> _THE REQUEST_:
Repeat the records in full and exactly, omitting pictures.

> _DATA SHOWN_:
[start]

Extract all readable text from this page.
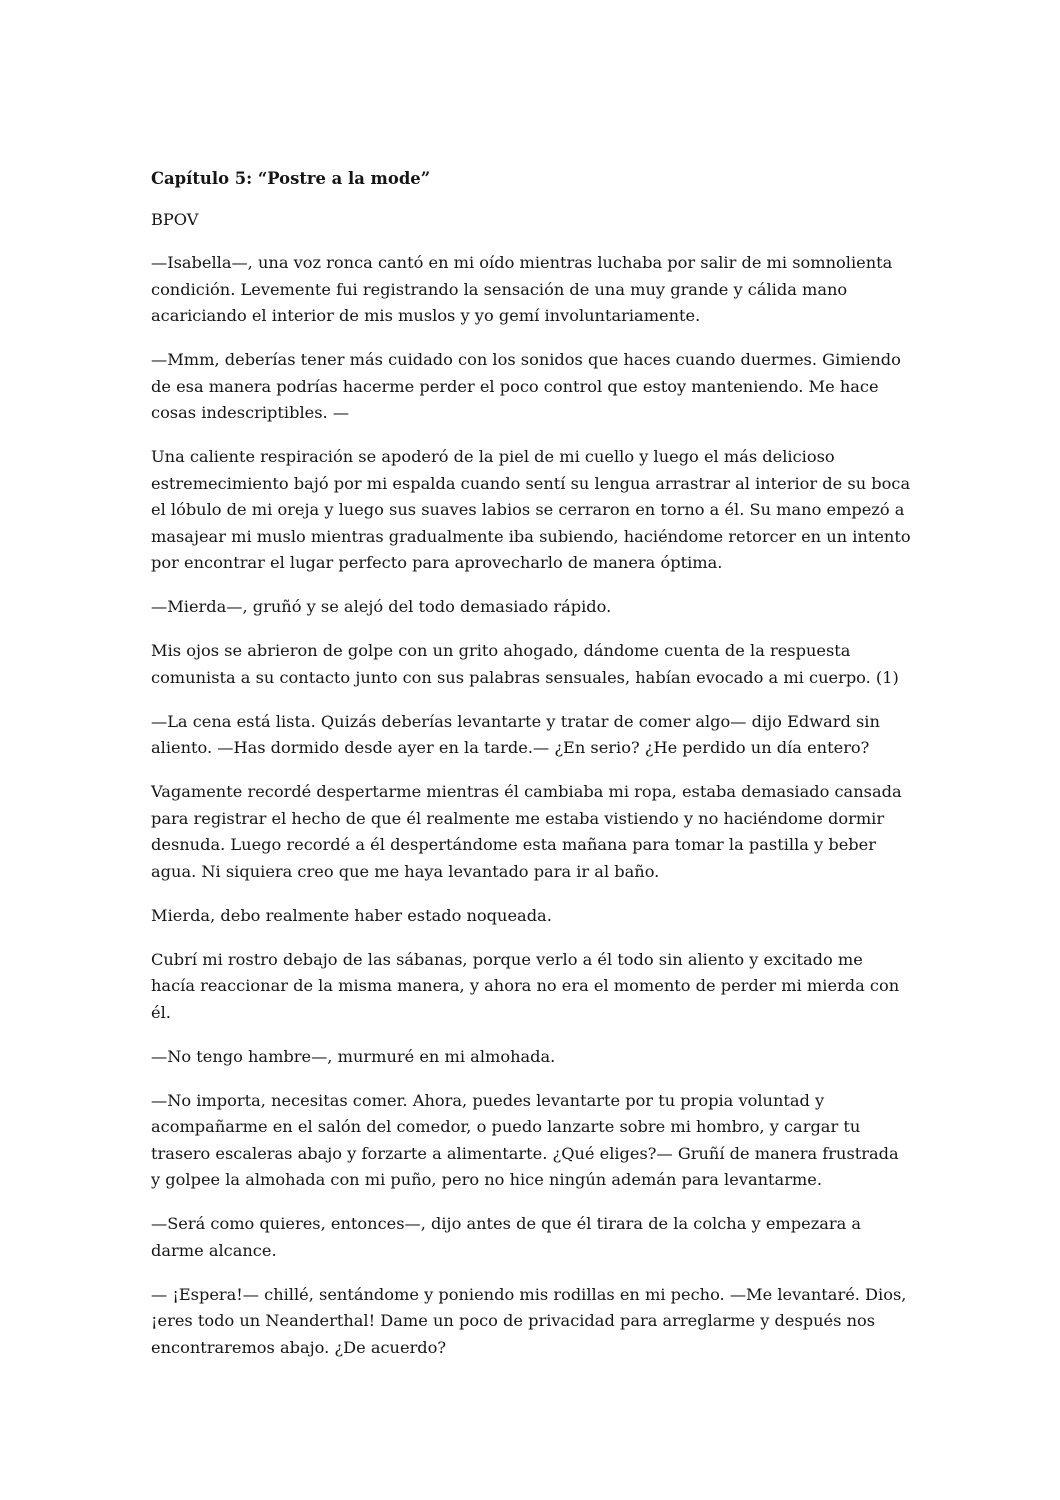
Capítulo 5: “Postre a la mode”
BPOV
—Isabella—, una voz ronca cantó en mi oído mientras luchaba por salir de mi somnolienta condición. Levemente fui registrando la sensación de una muy grande y cálida mano acariciando el interior de mis muslos y yo gemí involuntariamente.
—Mmm, deberías tener más cuidado con los sonidos que haces cuando duermes. Gimiendo de esa manera podrías hacerme perder el poco control que estoy manteniendo. Me hace cosas indescriptibles. —
Una caliente respiración se apoderó de la piel de mi cuello y luego el más delicioso estremecimiento bajó por mi espalda cuando sentí su lengua arrastrar al interior de su boca el lóbulo de mi oreja y luego sus suaves labios se cerraron en torno a él. Su mano empezó a masajear mi muslo mientras gradualmente iba subiendo, haciéndome retorcer en un intento por encontrar el lugar perfecto para aprovecharlo de manera óptima.
—Mierda—, gruñó y se alejó del todo demasiado rápido.
Mis ojos se abrieron de golpe con un grito ahogado, dándome cuenta de la respuesta comunista a su contacto junto con sus palabras sensuales, habían evocado a mi cuerpo. (1)
—La cena está lista. Quizás deberías levantarte y tratar de comer algo— dijo Edward sin aliento. —Has dormido desde ayer en la tarde.— ¿En serio? ¿He perdido un día entero?
Vagamente recordé despertarme mientras él cambiaba mi ropa, estaba demasiado cansada para registrar el hecho de que él realmente me estaba vistiendo y no haciéndome dormir desnuda. Luego recordé a él despertándome esta mañana para tomar la pastilla y beber agua. Ni siquiera creo que me haya levantado para ir al baño.
Mierda, debo realmente haber estado noqueada.
Cubrí mi rostro debajo de las sábanas, porque verlo a él todo sin aliento y excitado me hacía reaccionar de la misma manera, y ahora no era el momento de perder mi mierda con él.
—No tengo hambre—, murmuré en mi almohada.
—No importa, necesitas comer. Ahora, puedes levantarte por tu propia voluntad y acompañarme en el salón del comedor, o puedo lanzarte sobre mi hombro, y cargar tu trasero escaleras abajo y forzarte a alimentarte. ¿Qué eliges?— Gruñí de manera frustrada y golpee la almohada con mi puño, pero no hice ningún ademán para levantarme.
—Será como quieres, entonces—, dijo antes de que él tirara de la colcha y empezara a darme alcance.
— ¡Espera!— chillé, sentándome y poniendo mis rodillas en mi pecho. —Me levantaré. Dios, ¡eres todo un Neanderthal! Dame un poco de privacidad para arreglarme y después nos encontraremos abajo. ¿De acuerdo?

[end]

> _FINAL RESULT_:
Extract all readable text from this page.
Capítulo 5: “Postre a la mode”
BPOV
—Isabella—, una voz ronca cantó en mi oído mientras luchaba por salir de mi somnolienta condición. Levemente fui registrando la sensación de una muy grande y cálida mano acariciando el interior de mis muslos y yo gemí involuntariamente.
—Mmm, deberías tener más cuidado con los sonidos que haces cuando duermes. Gimiendo de esa manera podrías hacerme perder el poco control que estoy manteniendo. Me hace cosas indescriptibles. —
Una caliente respiración se apoderó de la piel de mi cuello y luego el más delicioso estremecimiento bajó por mi espalda cuando sentí su lengua arrastrar al interior de su boca el lóbulo de mi oreja y luego sus suaves labios se cerraron en torno a él. Su mano empezó a masajear mi muslo mientras gradualmente iba subiendo, haciéndome retorcer en un intento por encontrar el lugar perfecto para aprovecharlo de manera óptima.
—Mierda—, gruñó y se alejó del todo demasiado rápido.
Mis ojos se abrieron de golpe con un grito ahogado, dándome cuenta de la respuesta comunista a su contacto junto con sus palabras sensuales, habían evocado a mi cuerpo. (1)
—La cena está lista. Quizás deberías levantarte y tratar de comer algo— dijo Edward sin aliento. —Has dormido desde ayer en la tarde.— ¿En serio? ¿He perdido un día entero?
Vagamente recordé despertarme mientras él cambiaba mi ropa, estaba demasiado cansada para registrar el hecho de que él realmente me estaba vistiendo y no haciéndome dormir desnuda. Luego recordé a él despertándome esta mañana para tomar la pastilla y beber agua. Ni siquiera creo que me haya levantado para ir al baño.
Mierda, debo realmente haber estado noqueada.
Cubrí mi rostro debajo de las sábanas, porque verlo a él todo sin aliento y excitado me hacía reaccionar de la misma manera, y ahora no era el momento de perder mi mierda con él.
—No tengo hambre—, murmuré en mi almohada.
—No importa, necesitas comer. Ahora, puedes levantarte por tu propia voluntad y acompañarme en el salón del comedor, o puedo lanzarte sobre mi hombro, y cargar tu trasero escaleras abajo y forzarte a alimentarte. ¿Qué eliges?— Gruñí de manera frustrada y golpee la almohada con mi puño, pero no hice ningún ademán para levantarme.
—Será como quieres, entonces—, dijo antes de que él tirara de la colcha y empezara a darme alcance.
— ¡Espera!— chillé, sentándome y poniendo mis rodillas en mi pecho. —Me levantaré. Dios, ¡eres todo un Neanderthal! Dame un poco de privacidad para arreglarme y después nos encontraremos abajo. ¿De acuerdo?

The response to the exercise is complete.